[Exercise]
Write out the data below word for word, from its first line down to and including the line that contains "service-card-senescyt[interactable]: SENESCYT (ONLINE)".

[Supplied information]
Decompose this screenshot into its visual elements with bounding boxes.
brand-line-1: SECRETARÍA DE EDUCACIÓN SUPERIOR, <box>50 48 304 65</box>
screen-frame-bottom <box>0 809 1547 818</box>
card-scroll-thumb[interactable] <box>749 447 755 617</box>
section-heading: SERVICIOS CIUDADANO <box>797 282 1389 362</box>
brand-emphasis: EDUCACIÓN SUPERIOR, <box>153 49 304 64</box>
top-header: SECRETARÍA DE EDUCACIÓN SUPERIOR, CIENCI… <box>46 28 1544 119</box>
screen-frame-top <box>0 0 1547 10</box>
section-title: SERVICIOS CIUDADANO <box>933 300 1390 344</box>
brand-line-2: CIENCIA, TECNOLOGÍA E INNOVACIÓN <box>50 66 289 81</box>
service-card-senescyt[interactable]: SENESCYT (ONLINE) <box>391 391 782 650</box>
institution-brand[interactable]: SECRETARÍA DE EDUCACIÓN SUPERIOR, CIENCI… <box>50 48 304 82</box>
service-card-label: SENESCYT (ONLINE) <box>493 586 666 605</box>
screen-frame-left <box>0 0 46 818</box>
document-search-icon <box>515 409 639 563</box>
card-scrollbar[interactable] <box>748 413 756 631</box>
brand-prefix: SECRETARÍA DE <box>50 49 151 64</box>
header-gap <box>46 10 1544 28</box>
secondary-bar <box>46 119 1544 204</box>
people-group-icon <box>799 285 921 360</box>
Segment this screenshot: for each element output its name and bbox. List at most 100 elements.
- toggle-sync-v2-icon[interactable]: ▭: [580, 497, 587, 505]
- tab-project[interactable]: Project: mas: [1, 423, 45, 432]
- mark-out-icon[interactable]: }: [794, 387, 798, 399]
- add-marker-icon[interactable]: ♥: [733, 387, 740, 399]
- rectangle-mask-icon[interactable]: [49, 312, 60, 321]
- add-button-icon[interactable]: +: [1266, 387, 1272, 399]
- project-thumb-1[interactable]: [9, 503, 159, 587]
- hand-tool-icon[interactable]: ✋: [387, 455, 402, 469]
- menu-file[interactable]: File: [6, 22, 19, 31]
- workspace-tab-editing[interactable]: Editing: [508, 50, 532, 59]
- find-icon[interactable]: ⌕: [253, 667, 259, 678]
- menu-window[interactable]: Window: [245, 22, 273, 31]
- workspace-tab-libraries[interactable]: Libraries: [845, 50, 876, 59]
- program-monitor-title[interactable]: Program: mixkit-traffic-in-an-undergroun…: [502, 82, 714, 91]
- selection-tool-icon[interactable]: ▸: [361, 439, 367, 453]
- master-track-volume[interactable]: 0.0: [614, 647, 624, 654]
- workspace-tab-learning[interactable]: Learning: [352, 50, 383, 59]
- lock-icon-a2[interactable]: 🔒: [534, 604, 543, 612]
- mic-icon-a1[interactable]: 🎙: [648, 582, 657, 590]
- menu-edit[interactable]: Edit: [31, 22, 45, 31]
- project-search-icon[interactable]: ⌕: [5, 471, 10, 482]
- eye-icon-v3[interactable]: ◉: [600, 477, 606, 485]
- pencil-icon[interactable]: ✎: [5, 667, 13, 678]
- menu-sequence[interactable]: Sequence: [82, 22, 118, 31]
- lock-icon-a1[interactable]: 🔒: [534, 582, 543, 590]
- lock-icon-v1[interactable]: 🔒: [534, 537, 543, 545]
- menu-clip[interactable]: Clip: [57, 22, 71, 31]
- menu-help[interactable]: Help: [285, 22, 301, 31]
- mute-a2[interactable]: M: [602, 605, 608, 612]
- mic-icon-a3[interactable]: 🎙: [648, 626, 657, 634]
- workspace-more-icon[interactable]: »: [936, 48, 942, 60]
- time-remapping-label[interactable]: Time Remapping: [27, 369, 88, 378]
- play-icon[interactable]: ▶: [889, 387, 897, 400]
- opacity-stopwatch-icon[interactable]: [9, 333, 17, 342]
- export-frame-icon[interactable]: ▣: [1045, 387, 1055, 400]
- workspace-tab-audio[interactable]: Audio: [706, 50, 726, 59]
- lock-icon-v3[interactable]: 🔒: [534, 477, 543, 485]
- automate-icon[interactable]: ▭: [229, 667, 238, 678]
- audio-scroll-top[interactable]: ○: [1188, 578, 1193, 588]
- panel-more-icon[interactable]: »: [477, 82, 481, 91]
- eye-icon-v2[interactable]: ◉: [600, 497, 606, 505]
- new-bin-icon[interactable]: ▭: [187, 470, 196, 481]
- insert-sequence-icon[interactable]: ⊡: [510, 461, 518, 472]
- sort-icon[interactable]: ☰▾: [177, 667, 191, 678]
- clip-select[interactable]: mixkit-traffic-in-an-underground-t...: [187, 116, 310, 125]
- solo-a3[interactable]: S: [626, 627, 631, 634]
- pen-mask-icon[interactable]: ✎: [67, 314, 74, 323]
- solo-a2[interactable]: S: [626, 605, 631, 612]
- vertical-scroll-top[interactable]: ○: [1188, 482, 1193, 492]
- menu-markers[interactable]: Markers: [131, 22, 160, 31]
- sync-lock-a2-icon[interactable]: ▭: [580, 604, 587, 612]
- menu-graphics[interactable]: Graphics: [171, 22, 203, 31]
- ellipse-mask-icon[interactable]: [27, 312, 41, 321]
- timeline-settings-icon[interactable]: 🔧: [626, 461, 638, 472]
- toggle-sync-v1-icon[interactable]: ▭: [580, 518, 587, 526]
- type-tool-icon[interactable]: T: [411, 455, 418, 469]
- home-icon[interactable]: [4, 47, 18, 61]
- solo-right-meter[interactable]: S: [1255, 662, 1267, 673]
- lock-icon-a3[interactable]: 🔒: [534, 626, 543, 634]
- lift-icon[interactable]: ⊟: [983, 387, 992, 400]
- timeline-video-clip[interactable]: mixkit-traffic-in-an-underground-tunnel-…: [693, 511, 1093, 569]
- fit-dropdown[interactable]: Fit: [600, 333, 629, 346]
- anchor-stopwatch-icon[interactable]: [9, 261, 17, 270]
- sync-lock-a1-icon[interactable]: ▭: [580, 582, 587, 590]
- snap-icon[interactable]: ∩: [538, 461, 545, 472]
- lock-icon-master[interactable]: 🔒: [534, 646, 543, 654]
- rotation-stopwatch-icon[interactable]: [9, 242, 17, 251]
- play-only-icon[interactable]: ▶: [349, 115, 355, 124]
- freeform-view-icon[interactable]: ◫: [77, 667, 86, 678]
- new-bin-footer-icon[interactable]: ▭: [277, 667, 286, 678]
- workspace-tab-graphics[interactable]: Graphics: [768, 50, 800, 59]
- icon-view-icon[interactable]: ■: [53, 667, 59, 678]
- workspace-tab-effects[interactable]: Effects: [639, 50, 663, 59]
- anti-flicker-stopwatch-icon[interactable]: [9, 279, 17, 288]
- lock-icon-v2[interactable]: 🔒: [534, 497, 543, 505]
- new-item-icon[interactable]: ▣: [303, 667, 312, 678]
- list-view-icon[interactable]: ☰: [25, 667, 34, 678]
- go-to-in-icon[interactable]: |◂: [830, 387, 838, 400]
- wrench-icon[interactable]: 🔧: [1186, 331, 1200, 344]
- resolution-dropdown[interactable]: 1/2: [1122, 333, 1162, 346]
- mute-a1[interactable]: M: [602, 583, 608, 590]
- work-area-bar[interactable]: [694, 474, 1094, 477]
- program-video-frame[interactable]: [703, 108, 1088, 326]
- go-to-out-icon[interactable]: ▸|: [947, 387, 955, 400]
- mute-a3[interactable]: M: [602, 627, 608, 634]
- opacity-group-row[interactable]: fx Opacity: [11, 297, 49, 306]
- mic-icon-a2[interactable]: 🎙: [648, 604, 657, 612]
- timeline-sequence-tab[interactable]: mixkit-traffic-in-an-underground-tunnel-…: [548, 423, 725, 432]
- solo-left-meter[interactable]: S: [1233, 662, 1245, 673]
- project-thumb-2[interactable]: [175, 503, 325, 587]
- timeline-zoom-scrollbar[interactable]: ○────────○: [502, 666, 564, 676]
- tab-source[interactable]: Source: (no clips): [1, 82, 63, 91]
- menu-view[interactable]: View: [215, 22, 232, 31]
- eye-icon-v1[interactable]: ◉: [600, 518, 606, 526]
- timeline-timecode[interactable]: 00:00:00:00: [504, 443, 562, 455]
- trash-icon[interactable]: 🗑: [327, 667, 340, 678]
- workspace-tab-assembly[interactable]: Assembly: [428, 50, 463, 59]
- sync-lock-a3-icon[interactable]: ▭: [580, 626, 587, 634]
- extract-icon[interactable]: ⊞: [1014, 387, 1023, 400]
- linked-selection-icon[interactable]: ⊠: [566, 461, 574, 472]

[Task answer]
Decompose this screenshot into its visual elements with bounding boxes.
brand-line-1: SECRETARÍA DE EDUCACIÓN SUPERIOR, <box>50 48 304 65</box>
screen-frame-bottom <box>0 809 1547 818</box>
card-scroll-thumb[interactable] <box>749 447 755 617</box>
section-heading: SERVICIOS CIUDADANO <box>797 282 1389 362</box>
brand-emphasis: EDUCACIÓN SUPERIOR, <box>153 49 304 64</box>
top-header: SECRETARÍA DE EDUCACIÓN SUPERIOR, CIENCI… <box>46 28 1544 119</box>
screen-frame-top <box>0 0 1547 10</box>
section-title: SERVICIOS CIUDADANO <box>933 300 1390 344</box>
brand-line-2: CIENCIA, TECNOLOGÍA E INNOVACIÓN <box>50 66 289 81</box>
service-card-senescyt[interactable]: SENESCYT (ONLINE) <box>391 391 782 650</box>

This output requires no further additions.